## WORKING DATA
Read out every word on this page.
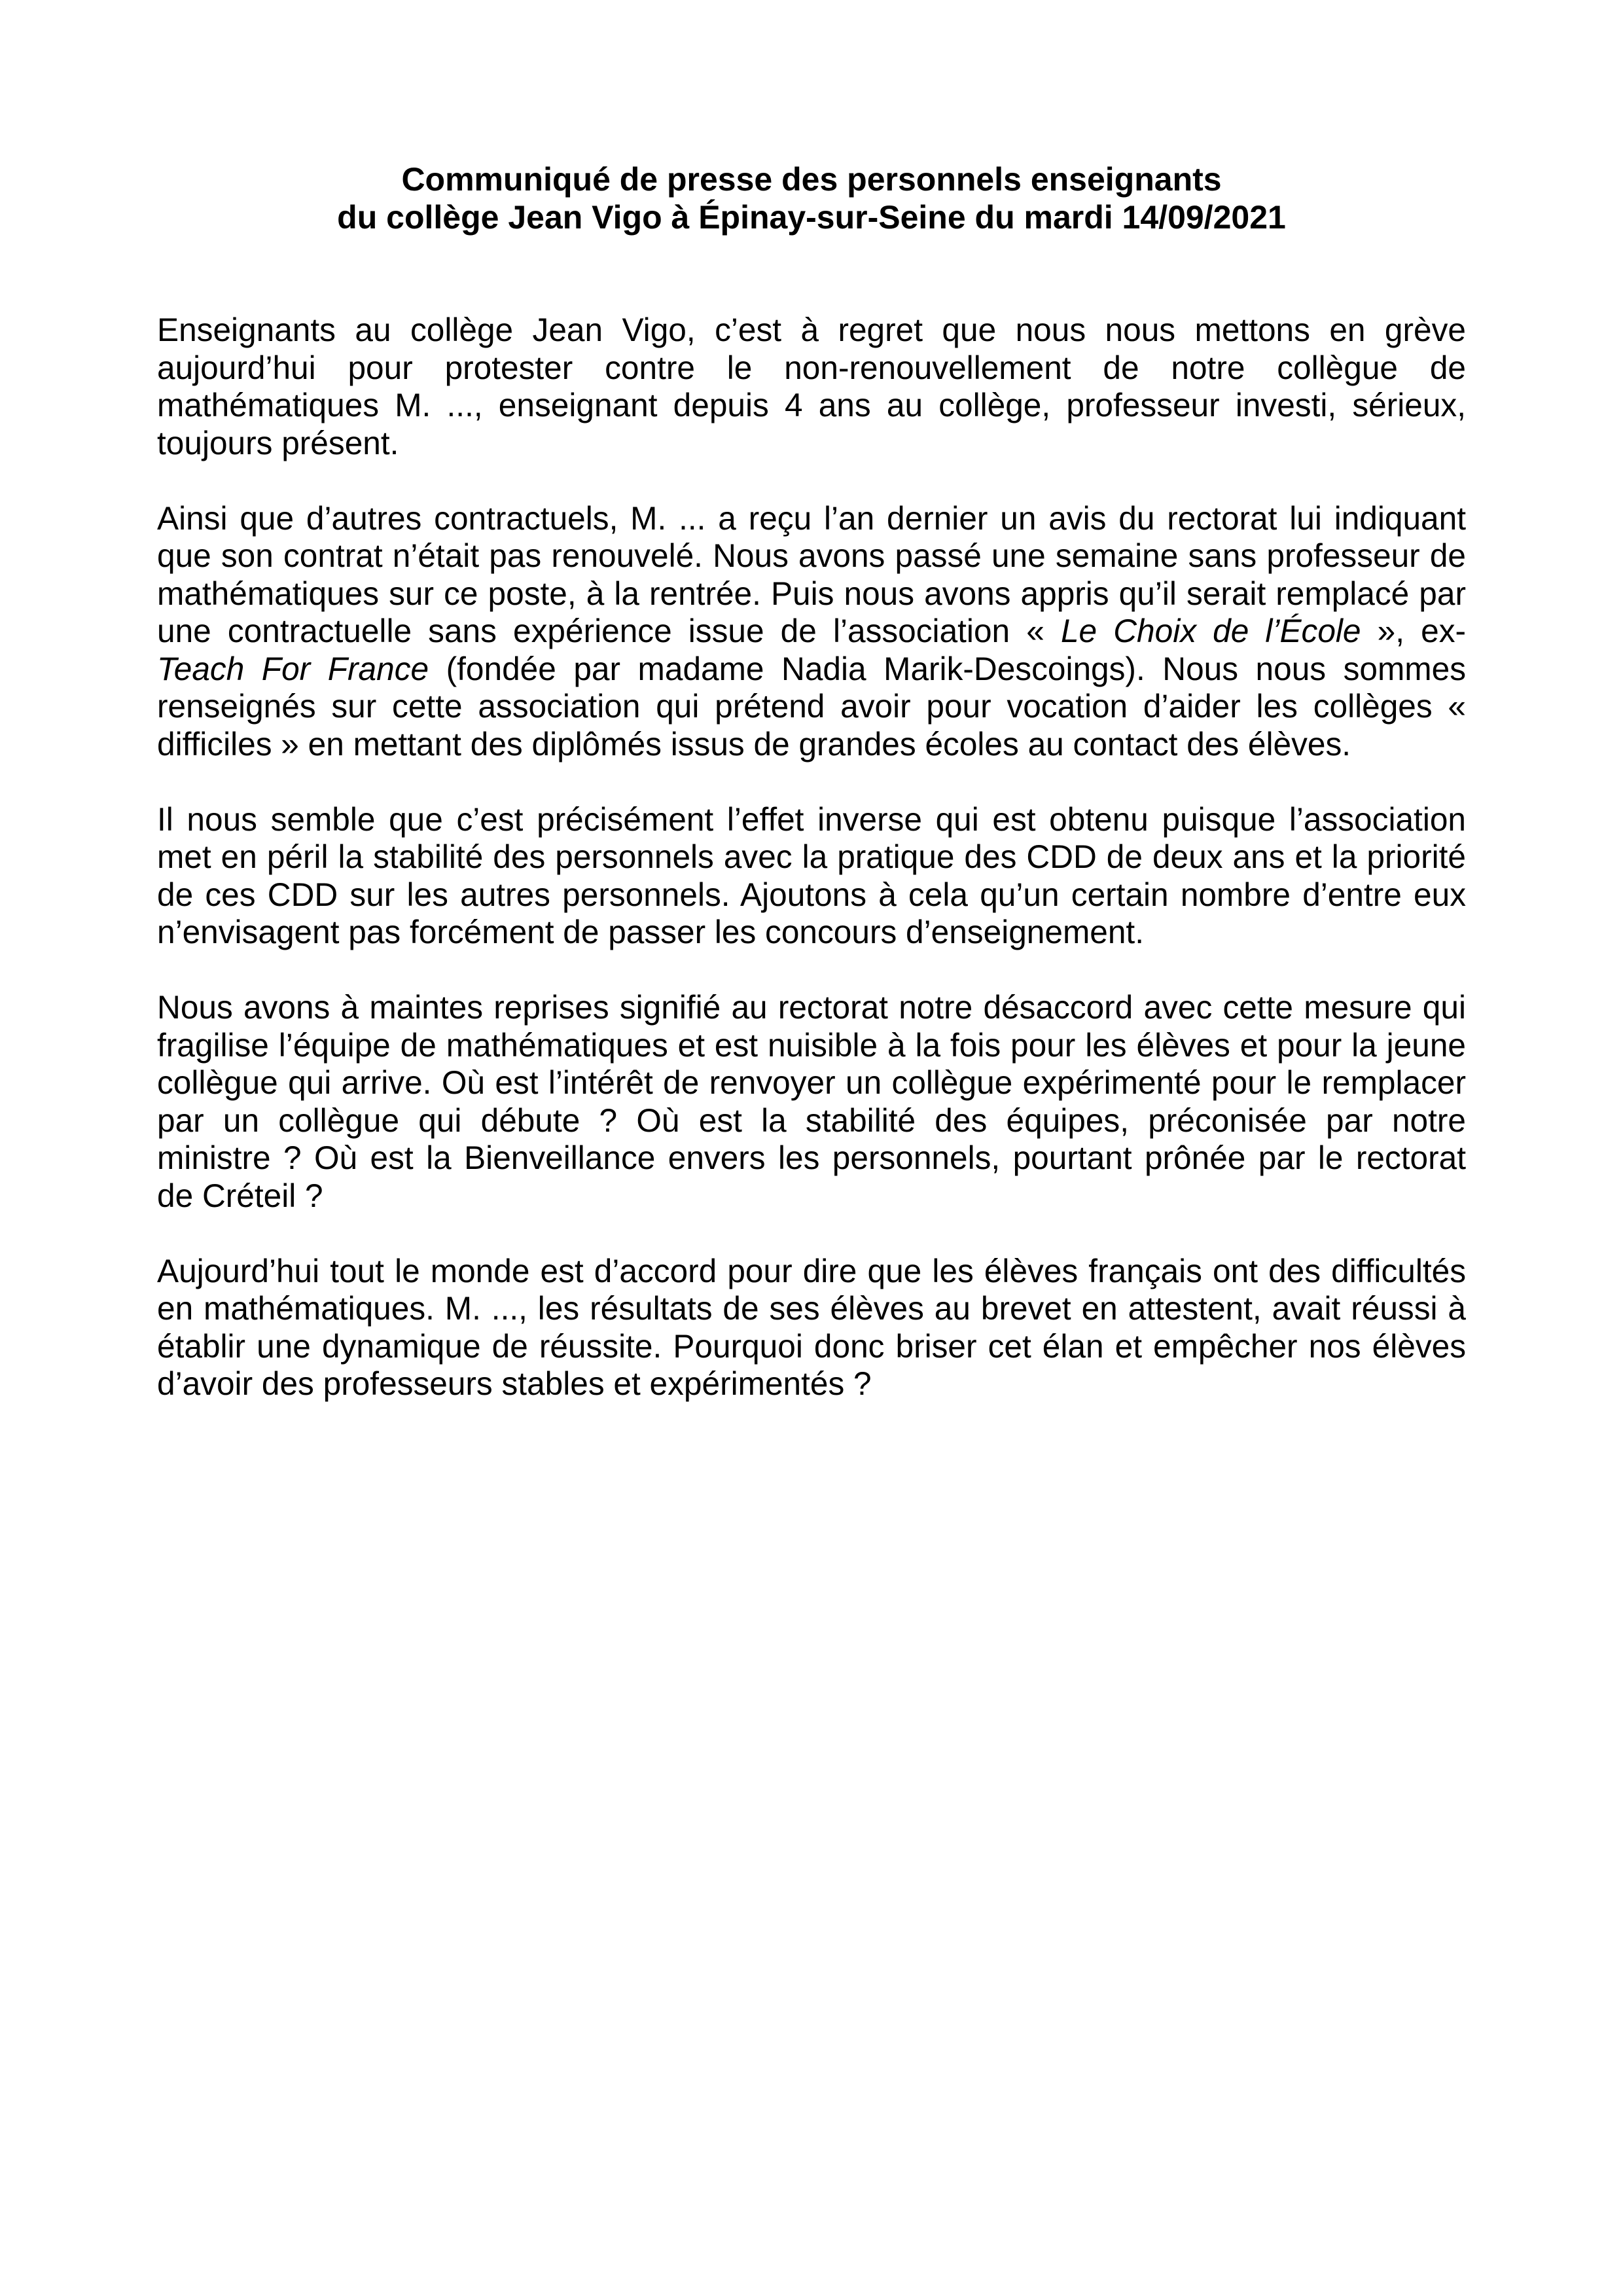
Communiqué de presse des personnels enseignants
du collège Jean Vigo à Épinay-sur-Seine du mardi 14/09/2021
Enseignants au collège Jean Vigo, c’est à regret que nous nous mettons en grève
aujourd’hui pour protester contre le non-renouvellement de notre collègue de
mathématiques M. ..., enseignant depuis 4 ans au collège, professeur investi, sérieux,
toujours présent.
Ainsi que d’autres contractuels, M. ... a reçu l’an dernier un avis du rectorat lui indiquant
que son contrat n’était pas renouvelé. Nous avons passé une semaine sans professeur de
mathématiques sur ce poste, à la rentrée. Puis nous avons appris qu’il serait remplacé par
une contractuelle sans expérience issue de l’association « Le Choix de l’École », ex-
Teach For France (fondée par madame Nadia Marik-Descoings). Nous nous sommes
renseignés sur cette association qui prétend avoir pour vocation d’aider les collèges «
difficiles » en mettant des diplômés issus de grandes écoles au contact des élèves.
Il nous semble que c’est précisément l’effet inverse qui est obtenu puisque l’association
met en péril la stabilité des personnels avec la pratique des CDD de deux ans et la priorité
de ces CDD sur les autres personnels. Ajoutons à cela qu’un certain nombre d’entre eux
n’envisagent pas forcément de passer les concours d’enseignement.
Nous avons à maintes reprises signifié au rectorat notre désaccord avec cette mesure qui
fragilise l’équipe de mathématiques et est nuisible à la fois pour les élèves et pour la jeune
collègue qui arrive. Où est l’intérêt de renvoyer un collègue expérimenté pour le remplacer
par un collègue qui débute ? Où est la stabilité des équipes, préconisée par notre
ministre ? Où est la Bienveillance envers les personnels, pourtant prônée par le rectorat
de Créteil ?
Aujourd’hui tout le monde est d’accord pour dire que les élèves français ont des difficultés
en mathématiques. M. ..., les résultats de ses élèves au brevet en attestent, avait réussi à
établir une dynamique de réussite. Pourquoi donc briser cet élan et empêcher nos élèves
d’avoir des professeurs stables et expérimentés ?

## REQUIREMENTS
Pictures in the records above are not copied; print everything else exactly.

## IN RESPONSE
Read out every word on this page.
Communiqué de presse des personnels enseignants
du collège Jean Vigo à Épinay-sur-Seine du mardi 14/09/2021
Enseignants au collège Jean Vigo, c’est à regret que nous nous mettons en grève
aujourd’hui pour protester contre le non-renouvellement de notre collègue de
mathématiques M. ..., enseignant depuis 4 ans au collège, professeur investi, sérieux,
toujours présent.
Ainsi que d’autres contractuels, M. ... a reçu l’an dernier un avis du rectorat lui indiquant
que son contrat n’était pas renouvelé. Nous avons passé une semaine sans professeur de
mathématiques sur ce poste, à la rentrée. Puis nous avons appris qu’il serait remplacé par
une contractuelle sans expérience issue de l’association « Le Choix de l’École », ex-
Teach For France (fondée par madame Nadia Marik-Descoings). Nous nous sommes
renseignés sur cette association qui prétend avoir pour vocation d’aider les collèges «
difficiles » en mettant des diplômés issus de grandes écoles au contact des élèves.
Il nous semble que c’est précisément l’effet inverse qui est obtenu puisque l’association
met en péril la stabilité des personnels avec la pratique des CDD de deux ans et la priorité
de ces CDD sur les autres personnels. Ajoutons à cela qu’un certain nombre d’entre eux
n’envisagent pas forcément de passer les concours d’enseignement.
Nous avons à maintes reprises signifié au rectorat notre désaccord avec cette mesure qui
fragilise l’équipe de mathématiques et est nuisible à la fois pour les élèves et pour la jeune
collègue qui arrive. Où est l’intérêt de renvoyer un collègue expérimenté pour le remplacer
par un collègue qui débute ? Où est la stabilité des équipes, préconisée par notre
ministre ? Où est la Bienveillance envers les personnels, pourtant prônée par le rectorat
de Créteil ?
Aujourd’hui tout le monde est d’accord pour dire que les élèves français ont des difficultés
en mathématiques. M. ..., les résultats de ses élèves au brevet en attestent, avait réussi à
établir une dynamique de réussite. Pourquoi donc briser cet élan et empêcher nos élèves
d’avoir des professeurs stables et expérimentés ?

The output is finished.